Stored records:
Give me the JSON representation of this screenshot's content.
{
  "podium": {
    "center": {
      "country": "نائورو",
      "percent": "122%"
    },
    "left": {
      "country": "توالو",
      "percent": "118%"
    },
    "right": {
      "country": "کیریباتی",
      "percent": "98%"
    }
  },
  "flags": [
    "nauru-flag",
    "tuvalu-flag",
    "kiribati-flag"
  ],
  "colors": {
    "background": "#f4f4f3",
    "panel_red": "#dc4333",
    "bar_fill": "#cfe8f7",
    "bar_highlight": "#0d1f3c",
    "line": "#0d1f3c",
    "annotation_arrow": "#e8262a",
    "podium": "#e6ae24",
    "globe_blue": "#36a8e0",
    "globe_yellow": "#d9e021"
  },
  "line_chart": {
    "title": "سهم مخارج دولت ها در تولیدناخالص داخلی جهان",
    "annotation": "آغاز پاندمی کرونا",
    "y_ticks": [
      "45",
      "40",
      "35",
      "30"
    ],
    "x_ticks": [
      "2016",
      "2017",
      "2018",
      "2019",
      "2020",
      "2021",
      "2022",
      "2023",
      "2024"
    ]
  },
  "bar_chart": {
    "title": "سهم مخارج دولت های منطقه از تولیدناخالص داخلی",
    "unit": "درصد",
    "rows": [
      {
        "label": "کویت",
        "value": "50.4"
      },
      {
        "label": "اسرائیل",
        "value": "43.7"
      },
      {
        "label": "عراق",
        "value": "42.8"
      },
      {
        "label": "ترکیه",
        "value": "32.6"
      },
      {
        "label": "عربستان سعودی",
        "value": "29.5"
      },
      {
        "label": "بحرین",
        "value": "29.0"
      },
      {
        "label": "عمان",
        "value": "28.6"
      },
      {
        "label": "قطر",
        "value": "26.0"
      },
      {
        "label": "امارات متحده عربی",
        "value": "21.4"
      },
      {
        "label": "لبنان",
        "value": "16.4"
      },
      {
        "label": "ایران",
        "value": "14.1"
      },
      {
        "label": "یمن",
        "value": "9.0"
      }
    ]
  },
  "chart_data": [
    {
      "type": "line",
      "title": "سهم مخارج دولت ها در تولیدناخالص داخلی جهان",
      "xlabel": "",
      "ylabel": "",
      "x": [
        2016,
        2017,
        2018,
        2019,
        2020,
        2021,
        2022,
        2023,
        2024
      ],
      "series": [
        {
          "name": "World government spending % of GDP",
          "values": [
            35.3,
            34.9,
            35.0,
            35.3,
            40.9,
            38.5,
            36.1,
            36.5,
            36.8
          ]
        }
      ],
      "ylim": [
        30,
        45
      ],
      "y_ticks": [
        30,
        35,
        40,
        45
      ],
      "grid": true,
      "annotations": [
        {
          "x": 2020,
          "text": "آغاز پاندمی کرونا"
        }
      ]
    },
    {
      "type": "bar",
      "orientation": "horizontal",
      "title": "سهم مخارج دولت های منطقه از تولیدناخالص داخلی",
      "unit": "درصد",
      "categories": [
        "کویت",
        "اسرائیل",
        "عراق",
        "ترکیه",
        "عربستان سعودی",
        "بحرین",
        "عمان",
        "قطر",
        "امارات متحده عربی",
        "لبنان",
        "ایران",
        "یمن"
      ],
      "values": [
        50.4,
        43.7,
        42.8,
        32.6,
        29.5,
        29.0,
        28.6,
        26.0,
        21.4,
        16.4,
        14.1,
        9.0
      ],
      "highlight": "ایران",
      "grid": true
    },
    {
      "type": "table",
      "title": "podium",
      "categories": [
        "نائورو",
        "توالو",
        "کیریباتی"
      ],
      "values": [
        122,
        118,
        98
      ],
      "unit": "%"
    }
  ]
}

◆ Directions: Copy down every line of the material above that includes the string "امارات".

◆ Solution to this problem:
        "label": "امارات متحده عربی",
        "امارات متحده عربی",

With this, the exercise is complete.